Extracted records:
start
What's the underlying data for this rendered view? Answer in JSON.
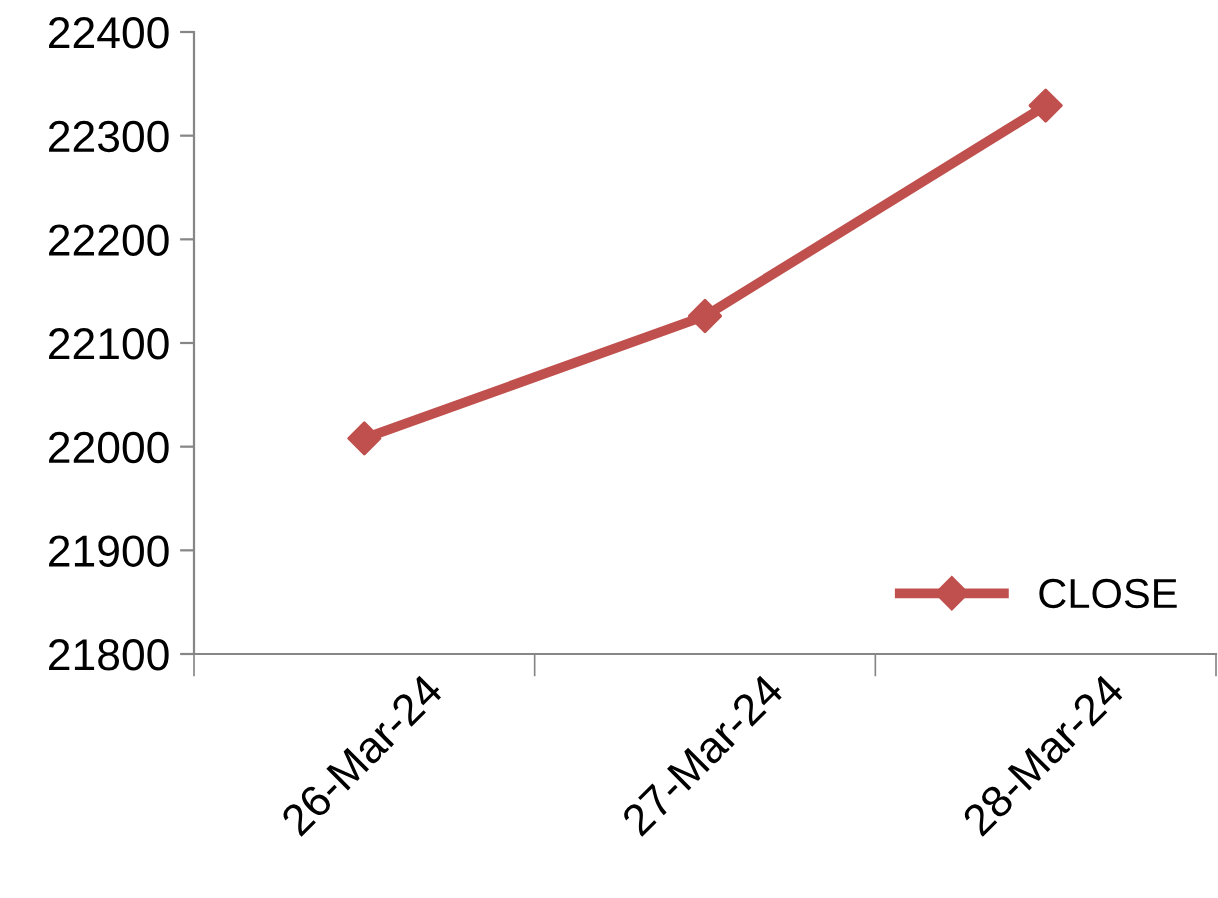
{
  "chart_data": {
    "type": "line",
    "categories": [
      "26-Mar-24",
      "27-Mar-24",
      "28-Mar-24"
    ],
    "series": [
      {
        "name": "CLOSE",
        "color": "#c0504d",
        "values": [
          22008,
          22126,
          22329
        ]
      }
    ],
    "ylim": [
      21800,
      22400
    ],
    "yticks": [
      21800,
      21900,
      22000,
      22100,
      22200,
      22300,
      22400
    ],
    "grid": false,
    "legend": "bottom right",
    "marker": "diamond",
    "line_style": "solid"
  }
}
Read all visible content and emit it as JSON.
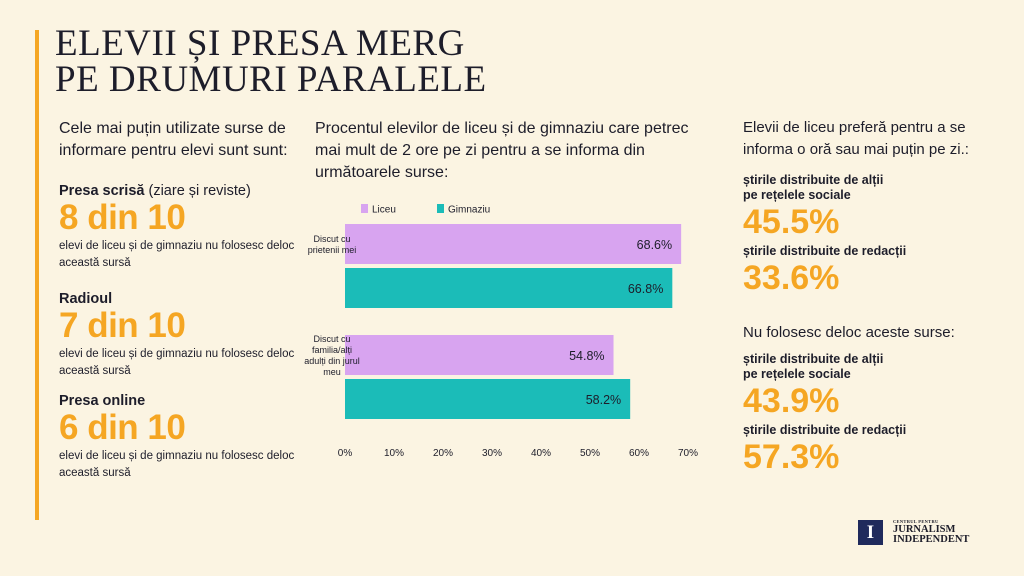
{
  "title": {
    "line1": "ELEVII ȘI PRESA MERG",
    "line2": "PE DRUMURI PARALELE"
  },
  "colors": {
    "accent": "#f5a623",
    "liceu": "#d8a4f0",
    "gimnaziu": "#1bbcb8",
    "background": "#fbf4e2"
  },
  "left": {
    "intro": "Cele mai puțin utilizate surse de informare pentru elevi sunt sunt:",
    "stats": [
      {
        "label_bold": "Presa scrisă",
        "label_rest": " (ziare și reviste)",
        "value": "8 din 10",
        "desc": "elevi de liceu și de gimnaziu nu folosesc deloc această sursă"
      },
      {
        "label_bold": "Radioul",
        "label_rest": "",
        "value": "7 din 10",
        "desc": "elevi de liceu și de gimnaziu nu folosesc deloc această sursă"
      },
      {
        "label_bold": "Presa online",
        "label_rest": "",
        "value": "6 din 10",
        "desc": "elevi de liceu și de gimnaziu nu folosesc deloc această sursă"
      }
    ]
  },
  "middle": {
    "intro": "Procentul elevilor de liceu și de gimnaziu care petrec mai mult de 2 ore pe zi pentru a se informa din următoarele surse:"
  },
  "chart_data": {
    "type": "bar",
    "orientation": "horizontal",
    "categories": [
      [
        "Discut cu",
        "prietenii mei"
      ],
      [
        "Discut cu",
        "familia/alți",
        "adulți din jurul",
        "meu"
      ]
    ],
    "series": [
      {
        "name": "Liceu",
        "color": "#d8a4f0",
        "values": [
          68.6,
          54.8
        ],
        "labels": [
          "68.6%",
          "54.8%"
        ]
      },
      {
        "name": "Gimnaziu",
        "color": "#1bbcb8",
        "values": [
          66.8,
          58.2
        ],
        "labels": [
          "66.8%",
          "58.2%"
        ]
      }
    ],
    "xlim": [
      0,
      70
    ],
    "xticks": [
      "0%",
      "10%",
      "20%",
      "30%",
      "40%",
      "50%",
      "60%",
      "70%"
    ],
    "legend_position": "top-left",
    "grid": false
  },
  "right": {
    "block1": {
      "intro": "Elevii de liceu preferă pentru a se informa o oră sau mai puțin pe zi.:",
      "items": [
        {
          "label_line1": "știrile distribuite de alții",
          "label_line2": "pe rețelele sociale",
          "value": "45.5%"
        },
        {
          "label_line1": "știrile distribuite de redacții",
          "label_line2": "",
          "value": "33.6%"
        }
      ]
    },
    "block2": {
      "intro": "Nu folosesc deloc aceste surse:",
      "items": [
        {
          "label_line1": "știrile distribuite de alții",
          "label_line2": "pe rețelele sociale",
          "value": "43.9%"
        },
        {
          "label_line1": "știrile distribuite de redacții",
          "label_line2": "",
          "value": "57.3%"
        }
      ]
    }
  },
  "logo": {
    "mark": "I",
    "small": "CENTRUL PENTRU",
    "line1": "JURNALISM",
    "line2": "INDEPENDENT"
  }
}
end
- What you will do:
Repeat the entries exactly. Pictures are excluded from the copy.

- Full answer:
What's the underlying data for this rendered view? Answer in JSON.
{
  "chart_data": {
    "type": "line",
    "categories": [
      "26-Mar-24",
      "27-Mar-24",
      "28-Mar-24"
    ],
    "series": [
      {
        "name": "CLOSE",
        "color": "#c0504d",
        "values": [
          22008,
          22126,
          22329
        ]
      }
    ],
    "ylim": [
      21800,
      22400
    ],
    "yticks": [
      21800,
      21900,
      22000,
      22100,
      22200,
      22300,
      22400
    ],
    "grid": false,
    "legend": "bottom right",
    "marker": "diamond",
    "line_style": "solid"
  }
}
Read all visible content and emit it as JSON.
{
  "title": {
    "line1": "ELEVII ȘI PRESA MERG",
    "line2": "PE DRUMURI PARALELE"
  },
  "colors": {
    "accent": "#f5a623",
    "liceu": "#d8a4f0",
    "gimnaziu": "#1bbcb8",
    "background": "#fbf4e2"
  },
  "left": {
    "intro": "Cele mai puțin utilizate surse de informare pentru elevi sunt sunt:",
    "stats": [
      {
        "label_bold": "Presa scrisă",
        "label_rest": " (ziare și reviste)",
        "value": "8 din 10",
        "desc": "elevi de liceu și de gimnaziu nu folosesc deloc această sursă"
      },
      {
        "label_bold": "Radioul",
        "label_rest": "",
        "value": "7 din 10",
        "desc": "elevi de liceu și de gimnaziu nu folosesc deloc această sursă"
      },
      {
        "label_bold": "Presa online",
        "label_rest": "",
        "value": "6 din 10",
        "desc": "elevi de liceu și de gimnaziu nu folosesc deloc această sursă"
      }
    ]
  },
  "middle": {
    "intro": "Procentul elevilor de liceu și de gimnaziu care petrec mai mult de 2 ore pe zi pentru a se informa din următoarele surse:"
  },
  "chart_data": {
    "type": "bar",
    "orientation": "horizontal",
    "categories": [
      [
        "Discut cu",
        "prietenii mei"
      ],
      [
        "Discut cu",
        "familia/alți",
        "adulți din jurul",
        "meu"
      ]
    ],
    "series": [
      {
        "name": "Liceu",
        "color": "#d8a4f0",
        "values": [
          68.6,
          54.8
        ],
        "labels": [
          "68.6%",
          "54.8%"
        ]
      },
      {
        "name": "Gimnaziu",
        "color": "#1bbcb8",
        "values": [
          66.8,
          58.2
        ],
        "labels": [
          "66.8%",
          "58.2%"
        ]
      }
    ],
    "xlim": [
      0,
      70
    ],
    "xticks": [
      "0%",
      "10%",
      "20%",
      "30%",
      "40%",
      "50%",
      "60%",
      "70%"
    ],
    "legend_position": "top-left",
    "grid": false
  },
  "right": {
    "block1": {
      "intro": "Elevii de liceu preferă pentru a se informa o oră sau mai puțin pe zi.:",
      "items": [
        {
          "label_line1": "știrile distribuite de alții",
          "label_line2": "pe rețelele sociale",
          "value": "45.5%"
        },
        {
          "label_line1": "știrile distribuite de redacții",
          "label_line2": "",
          "value": "33.6%"
        }
      ]
    },
    "block2": {
      "intro": "Nu folosesc deloc aceste surse:",
      "items": [
        {
          "label_line1": "știrile distribuite de alții",
          "label_line2": "pe rețelele sociale",
          "value": "43.9%"
        },
        {
          "label_line1": "știrile distribuite de redacții",
          "label_line2": "",
          "value": "57.3%"
        }
      ]
    }
  },
  "logo": {
    "mark": "I",
    "small": "CENTRUL PENTRU",
    "line1": "JURNALISM",
    "line2": "INDEPENDENT"
  }
}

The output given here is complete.